___ Supplied records

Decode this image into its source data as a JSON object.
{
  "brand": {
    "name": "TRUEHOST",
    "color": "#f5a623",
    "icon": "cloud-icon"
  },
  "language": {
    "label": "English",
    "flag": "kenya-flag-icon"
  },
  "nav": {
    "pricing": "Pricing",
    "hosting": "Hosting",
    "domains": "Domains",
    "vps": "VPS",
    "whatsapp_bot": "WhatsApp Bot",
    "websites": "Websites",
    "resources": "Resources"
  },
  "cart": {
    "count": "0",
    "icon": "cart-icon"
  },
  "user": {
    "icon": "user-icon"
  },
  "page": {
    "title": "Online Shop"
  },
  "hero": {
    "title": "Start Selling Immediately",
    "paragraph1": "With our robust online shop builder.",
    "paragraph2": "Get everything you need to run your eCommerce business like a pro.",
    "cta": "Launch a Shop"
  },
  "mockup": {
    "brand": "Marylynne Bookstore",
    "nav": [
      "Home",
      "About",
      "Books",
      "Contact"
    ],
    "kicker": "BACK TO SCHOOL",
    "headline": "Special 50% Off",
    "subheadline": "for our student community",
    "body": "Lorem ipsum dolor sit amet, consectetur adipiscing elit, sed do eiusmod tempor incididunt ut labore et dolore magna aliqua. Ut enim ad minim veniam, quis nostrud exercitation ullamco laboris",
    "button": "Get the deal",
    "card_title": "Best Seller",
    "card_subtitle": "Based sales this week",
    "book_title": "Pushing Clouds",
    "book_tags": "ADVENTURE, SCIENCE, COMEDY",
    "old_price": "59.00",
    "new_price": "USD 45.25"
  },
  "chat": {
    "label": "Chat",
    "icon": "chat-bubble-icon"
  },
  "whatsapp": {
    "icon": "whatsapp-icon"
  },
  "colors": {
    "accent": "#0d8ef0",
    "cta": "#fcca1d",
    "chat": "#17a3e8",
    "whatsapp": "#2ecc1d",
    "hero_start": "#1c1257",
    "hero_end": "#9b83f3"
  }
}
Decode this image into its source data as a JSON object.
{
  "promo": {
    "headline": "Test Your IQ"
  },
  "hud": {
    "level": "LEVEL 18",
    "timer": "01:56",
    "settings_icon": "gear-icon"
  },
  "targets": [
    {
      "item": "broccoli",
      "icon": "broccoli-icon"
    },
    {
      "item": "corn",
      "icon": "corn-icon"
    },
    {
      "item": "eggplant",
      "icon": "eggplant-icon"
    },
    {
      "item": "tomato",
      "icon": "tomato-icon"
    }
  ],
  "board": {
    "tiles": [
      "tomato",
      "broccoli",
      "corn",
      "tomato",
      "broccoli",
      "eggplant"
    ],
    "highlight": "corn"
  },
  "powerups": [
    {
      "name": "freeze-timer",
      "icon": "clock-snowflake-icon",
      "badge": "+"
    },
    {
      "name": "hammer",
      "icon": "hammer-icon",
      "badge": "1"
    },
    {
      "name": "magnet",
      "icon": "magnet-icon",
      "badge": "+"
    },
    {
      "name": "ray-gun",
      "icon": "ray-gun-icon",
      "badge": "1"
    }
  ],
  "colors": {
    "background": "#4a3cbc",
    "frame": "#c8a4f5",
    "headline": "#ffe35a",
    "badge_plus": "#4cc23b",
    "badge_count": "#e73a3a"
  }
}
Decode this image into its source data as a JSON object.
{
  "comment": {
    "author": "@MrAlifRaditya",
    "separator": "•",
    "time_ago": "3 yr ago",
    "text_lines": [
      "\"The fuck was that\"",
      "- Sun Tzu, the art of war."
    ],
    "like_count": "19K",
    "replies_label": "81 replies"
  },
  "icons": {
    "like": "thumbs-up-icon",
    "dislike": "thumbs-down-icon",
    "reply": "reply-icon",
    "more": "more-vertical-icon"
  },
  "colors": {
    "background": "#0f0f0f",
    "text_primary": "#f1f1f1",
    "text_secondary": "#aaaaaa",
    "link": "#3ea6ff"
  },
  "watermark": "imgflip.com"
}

______

Your task is to quote the listing above word for word.

Decode this image into its source data as a JSON object.
{
  "brand": {
    "name": "TRUEHOST",
    "color": "#f5a623",
    "icon": "cloud-icon"
  },
  "language": {
    "label": "English",
    "flag": "kenya-flag-icon"
  },
  "nav": {
    "pricing": "Pricing",
    "hosting": "Hosting",
    "domains": "Domains",
    "vps": "VPS",
    "whatsapp_bot": "WhatsApp Bot",
    "websites": "Websites",
    "resources": "Resources"
  },
  "cart": {
    "count": "0",
    "icon": "cart-icon"
  },
  "user": {
    "icon": "user-icon"
  },
  "page": {
    "title": "Online Shop"
  },
  "hero": {
    "title": "Start Selling Immediately",
    "paragraph1": "With our robust online shop builder.",
    "paragraph2": "Get everything you need to run your eCommerce business like a pro.",
    "cta": "Launch a Shop"
  },
  "mockup": {
    "brand": "Marylynne Bookstore",
    "nav": [
      "Home",
      "About",
      "Books",
      "Contact"
    ],
    "kicker": "BACK TO SCHOOL",
    "headline": "Special 50% Off",
    "subheadline": "for our student community",
    "body": "Lorem ipsum dolor sit amet, consectetur adipiscing elit, sed do eiusmod tempor incididunt ut labore et dolore magna aliqua. Ut enim ad minim veniam, quis nostrud exercitation ullamco laboris",
    "button": "Get the deal",
    "card_title": "Best Seller",
    "card_subtitle": "Based sales this week",
    "book_title": "Pushing Clouds",
    "book_tags": "ADVENTURE, SCIENCE, COMEDY",
    "old_price": "59.00",
    "new_price": "USD 45.25"
  },
  "chat": {
    "label": "Chat",
    "icon": "chat-bubble-icon"
  },
  "whatsapp": {
    "icon": "whatsapp-icon"
  },
  "colors": {
    "accent": "#0d8ef0",
    "cta": "#fcca1d",
    "chat": "#17a3e8",
    "whatsapp": "#2ecc1d",
    "hero_start": "#1c1257",
    "hero_end": "#9b83f3"
  }
}
Decode this image into its source data as a JSON object.
{
  "promo": {
    "headline": "Test Your IQ"
  },
  "hud": {
    "level": "LEVEL 18",
    "timer": "01:56",
    "settings_icon": "gear-icon"
  },
  "targets": [
    {
      "item": "broccoli",
      "icon": "broccoli-icon"
    },
    {
      "item": "corn",
      "icon": "corn-icon"
    },
    {
      "item": "eggplant",
      "icon": "eggplant-icon"
    },
    {
      "item": "tomato",
      "icon": "tomato-icon"
    }
  ],
  "board": {
    "tiles": [
      "tomato",
      "broccoli",
      "corn",
      "tomato",
      "broccoli",
      "eggplant"
    ],
    "highlight": "corn"
  },
  "powerups": [
    {
      "name": "freeze-timer",
      "icon": "clock-snowflake-icon",
      "badge": "+"
    },
    {
      "name": "hammer",
      "icon": "hammer-icon",
      "badge": "1"
    },
    {
      "name": "magnet",
      "icon": "magnet-icon",
      "badge": "+"
    },
    {
      "name": "ray-gun",
      "icon": "ray-gun-icon",
      "badge": "1"
    }
  ],
  "colors": {
    "background": "#4a3cbc",
    "frame": "#c8a4f5",
    "headline": "#ffe35a",
    "badge_plus": "#4cc23b",
    "badge_count": "#e73a3a"
  }
}
Decode this image into its source data as a JSON object.
{
  "comment": {
    "author": "@MrAlifRaditya",
    "separator": "•",
    "time_ago": "3 yr ago",
    "text_lines": [
      "\"The fuck was that\"",
      "- Sun Tzu, the art of war."
    ],
    "like_count": "19K",
    "replies_label": "81 replies"
  },
  "icons": {
    "like": "thumbs-up-icon",
    "dislike": "thumbs-down-icon",
    "reply": "reply-icon",
    "more": "more-vertical-icon"
  },
  "colors": {
    "background": "#0f0f0f",
    "text_primary": "#f1f1f1",
    "text_secondary": "#aaaaaa",
    "link": "#3ea6ff"
  },
  "watermark": "imgflip.com"
}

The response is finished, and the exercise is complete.